+++ MATERIAL PROVIDED +++

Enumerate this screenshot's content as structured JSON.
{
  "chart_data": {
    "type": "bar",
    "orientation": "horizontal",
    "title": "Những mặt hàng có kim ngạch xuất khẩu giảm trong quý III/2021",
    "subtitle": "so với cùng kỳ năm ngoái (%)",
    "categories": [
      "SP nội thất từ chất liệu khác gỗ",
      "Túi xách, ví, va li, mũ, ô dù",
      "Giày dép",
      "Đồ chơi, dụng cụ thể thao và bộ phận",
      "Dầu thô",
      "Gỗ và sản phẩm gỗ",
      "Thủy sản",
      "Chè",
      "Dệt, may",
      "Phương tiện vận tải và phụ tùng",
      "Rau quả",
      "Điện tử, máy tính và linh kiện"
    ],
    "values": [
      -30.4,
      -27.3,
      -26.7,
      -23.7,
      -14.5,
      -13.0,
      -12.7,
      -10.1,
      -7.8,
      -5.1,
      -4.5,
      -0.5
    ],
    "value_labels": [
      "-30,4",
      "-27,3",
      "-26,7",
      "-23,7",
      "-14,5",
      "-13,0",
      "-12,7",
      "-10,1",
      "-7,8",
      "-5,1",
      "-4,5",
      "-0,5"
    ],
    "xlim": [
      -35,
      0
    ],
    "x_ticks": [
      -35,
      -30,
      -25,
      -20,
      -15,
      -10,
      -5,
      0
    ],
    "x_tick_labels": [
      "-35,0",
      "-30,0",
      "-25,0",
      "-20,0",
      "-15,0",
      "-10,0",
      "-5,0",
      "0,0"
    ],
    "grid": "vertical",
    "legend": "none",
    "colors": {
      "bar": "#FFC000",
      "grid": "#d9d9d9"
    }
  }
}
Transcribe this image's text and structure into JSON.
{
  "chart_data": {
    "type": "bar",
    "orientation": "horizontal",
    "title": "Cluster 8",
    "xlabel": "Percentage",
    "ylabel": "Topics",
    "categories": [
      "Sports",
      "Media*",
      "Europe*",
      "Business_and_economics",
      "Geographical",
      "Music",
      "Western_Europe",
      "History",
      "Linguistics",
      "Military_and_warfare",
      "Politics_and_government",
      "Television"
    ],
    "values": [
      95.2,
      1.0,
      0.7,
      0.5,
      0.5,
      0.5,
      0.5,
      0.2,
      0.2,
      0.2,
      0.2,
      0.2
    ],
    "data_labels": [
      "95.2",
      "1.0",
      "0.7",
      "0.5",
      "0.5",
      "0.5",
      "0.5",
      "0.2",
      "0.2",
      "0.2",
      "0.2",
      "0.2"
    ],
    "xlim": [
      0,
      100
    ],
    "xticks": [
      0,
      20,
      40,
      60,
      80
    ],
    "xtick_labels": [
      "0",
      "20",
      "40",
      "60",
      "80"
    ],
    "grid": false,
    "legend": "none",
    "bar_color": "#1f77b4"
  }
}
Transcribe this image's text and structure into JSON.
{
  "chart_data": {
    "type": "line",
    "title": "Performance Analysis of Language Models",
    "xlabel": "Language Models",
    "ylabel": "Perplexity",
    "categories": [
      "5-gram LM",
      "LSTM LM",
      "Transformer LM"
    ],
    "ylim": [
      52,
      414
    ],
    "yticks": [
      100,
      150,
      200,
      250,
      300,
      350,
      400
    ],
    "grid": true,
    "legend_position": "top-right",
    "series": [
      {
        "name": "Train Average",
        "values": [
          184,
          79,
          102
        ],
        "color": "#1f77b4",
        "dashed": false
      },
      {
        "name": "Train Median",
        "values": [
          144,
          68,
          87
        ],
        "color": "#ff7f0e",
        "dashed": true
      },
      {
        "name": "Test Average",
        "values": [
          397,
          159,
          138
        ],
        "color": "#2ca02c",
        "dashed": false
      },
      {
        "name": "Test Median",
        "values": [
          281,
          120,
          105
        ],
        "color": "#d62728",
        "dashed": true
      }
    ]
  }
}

+++

#### [PROBLEM]
Print the complete listing again, exactly as it stands.

#### [SOLUTION TO THE PROBLEM]
Enumerate this screenshot's content as structured JSON.
{
  "chart_data": {
    "type": "bar",
    "orientation": "horizontal",
    "title": "Những mặt hàng có kim ngạch xuất khẩu giảm trong quý III/2021",
    "subtitle": "so với cùng kỳ năm ngoái (%)",
    "categories": [
      "SP nội thất từ chất liệu khác gỗ",
      "Túi xách, ví, va li, mũ, ô dù",
      "Giày dép",
      "Đồ chơi, dụng cụ thể thao và bộ phận",
      "Dầu thô",
      "Gỗ và sản phẩm gỗ",
      "Thủy sản",
      "Chè",
      "Dệt, may",
      "Phương tiện vận tải và phụ tùng",
      "Rau quả",
      "Điện tử, máy tính và linh kiện"
    ],
    "values": [
      -30.4,
      -27.3,
      -26.7,
      -23.7,
      -14.5,
      -13.0,
      -12.7,
      -10.1,
      -7.8,
      -5.1,
      -4.5,
      -0.5
    ],
    "value_labels": [
      "-30,4",
      "-27,3",
      "-26,7",
      "-23,7",
      "-14,5",
      "-13,0",
      "-12,7",
      "-10,1",
      "-7,8",
      "-5,1",
      "-4,5",
      "-0,5"
    ],
    "xlim": [
      -35,
      0
    ],
    "x_ticks": [
      -35,
      -30,
      -25,
      -20,
      -15,
      -10,
      -5,
      0
    ],
    "x_tick_labels": [
      "-35,0",
      "-30,0",
      "-25,0",
      "-20,0",
      "-15,0",
      "-10,0",
      "-5,0",
      "0,0"
    ],
    "grid": "vertical",
    "legend": "none",
    "colors": {
      "bar": "#FFC000",
      "grid": "#d9d9d9"
    }
  }
}
Transcribe this image's text and structure into JSON.
{
  "chart_data": {
    "type": "bar",
    "orientation": "horizontal",
    "title": "Cluster 8",
    "xlabel": "Percentage",
    "ylabel": "Topics",
    "categories": [
      "Sports",
      "Media*",
      "Europe*",
      "Business_and_economics",
      "Geographical",
      "Music",
      "Western_Europe",
      "History",
      "Linguistics",
      "Military_and_warfare",
      "Politics_and_government",
      "Television"
    ],
    "values": [
      95.2,
      1.0,
      0.7,
      0.5,
      0.5,
      0.5,
      0.5,
      0.2,
      0.2,
      0.2,
      0.2,
      0.2
    ],
    "data_labels": [
      "95.2",
      "1.0",
      "0.7",
      "0.5",
      "0.5",
      "0.5",
      "0.5",
      "0.2",
      "0.2",
      "0.2",
      "0.2",
      "0.2"
    ],
    "xlim": [
      0,
      100
    ],
    "xticks": [
      0,
      20,
      40,
      60,
      80
    ],
    "xtick_labels": [
      "0",
      "20",
      "40",
      "60",
      "80"
    ],
    "grid": false,
    "legend": "none",
    "bar_color": "#1f77b4"
  }
}
Transcribe this image's text and structure into JSON.
{
  "chart_data": {
    "type": "line",
    "title": "Performance Analysis of Language Models",
    "xlabel": "Language Models",
    "ylabel": "Perplexity",
    "categories": [
      "5-gram LM",
      "LSTM LM",
      "Transformer LM"
    ],
    "ylim": [
      52,
      414
    ],
    "yticks": [
      100,
      150,
      200,
      250,
      300,
      350,
      400
    ],
    "grid": true,
    "legend_position": "top-right",
    "series": [
      {
        "name": "Train Average",
        "values": [
          184,
          79,
          102
        ],
        "color": "#1f77b4",
        "dashed": false
      },
      {
        "name": "Train Median",
        "values": [
          144,
          68,
          87
        ],
        "color": "#ff7f0e",
        "dashed": true
      },
      {
        "name": "Test Average",
        "values": [
          397,
          159,
          138
        ],
        "color": "#2ca02c",
        "dashed": false
      },
      {
        "name": "Test Median",
        "values": [
          281,
          120,
          105
        ],
        "color": "#d62728",
        "dashed": true
      }
    ]
  }
}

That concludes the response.